-- What to produce --
Omit any picture, and return the remaining data exactly as written.

───

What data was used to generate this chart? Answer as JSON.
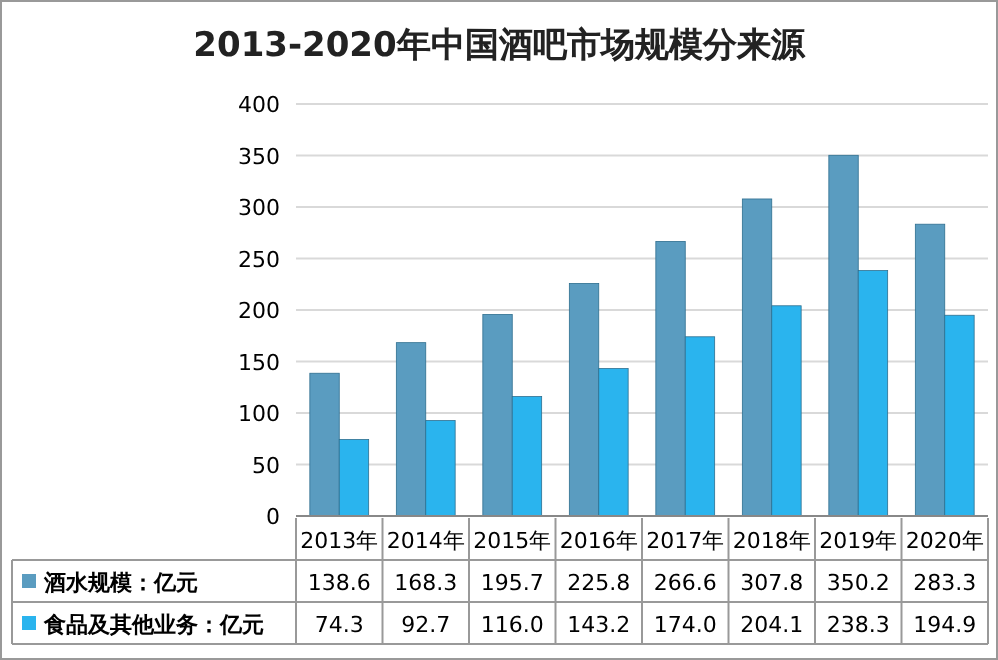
{
  "chart_data": {
    "type": "bar",
    "title": "2013-2020年中国酒吧市场规模分来源",
    "categories": [
      "2013年",
      "2014年",
      "2015年",
      "2016年",
      "2017年",
      "2018年",
      "2019年",
      "2020年"
    ],
    "series": [
      {
        "name": "酒水规模：亿元",
        "color": "#5a9cc0",
        "values": [
          138.6,
          168.3,
          195.7,
          225.8,
          266.6,
          307.8,
          350.2,
          283.3
        ]
      },
      {
        "name": "食品及其他业务：亿元",
        "color": "#2ab4ee",
        "values": [
          74.3,
          92.7,
          116.0,
          143.2,
          174.0,
          204.1,
          238.3,
          194.9
        ],
        "value_labels": [
          "74.3",
          "92.7",
          "116.0",
          "143.2",
          "174.0",
          "204.1",
          "238.3",
          "194.9"
        ]
      }
    ],
    "ylim": [
      0,
      400
    ],
    "yticks": [
      0,
      50,
      100,
      150,
      200,
      250,
      300,
      350,
      400
    ],
    "grid": "y",
    "legend": "bottom",
    "data_labels": true
  }
}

───

-- Final answer --
What data was used to generate this chart? Answer as JSON.
{
  "chart_data": {
    "type": "bar",
    "title": "2013-2020年中国酒吧市场规模分来源",
    "categories": [
      "2013年",
      "2014年",
      "2015年",
      "2016年",
      "2017年",
      "2018年",
      "2019年",
      "2020年"
    ],
    "series": [
      {
        "name": "酒水规模：亿元",
        "color": "#5a9cc0",
        "values": [
          138.6,
          168.3,
          195.7,
          225.8,
          266.6,
          307.8,
          350.2,
          283.3
        ]
      },
      {
        "name": "食品及其他业务：亿元",
        "color": "#2ab4ee",
        "values": [
          74.3,
          92.7,
          116.0,
          143.2,
          174.0,
          204.1,
          238.3,
          194.9
        ],
        "value_labels": [
          "74.3",
          "92.7",
          "116.0",
          "143.2",
          "174.0",
          "204.1",
          "238.3",
          "194.9"
        ]
      }
    ],
    "ylim": [
      0,
      400
    ],
    "yticks": [
      0,
      50,
      100,
      150,
      200,
      250,
      300,
      350,
      400
    ],
    "grid": "y",
    "legend": "bottom",
    "data_labels": true
  }
}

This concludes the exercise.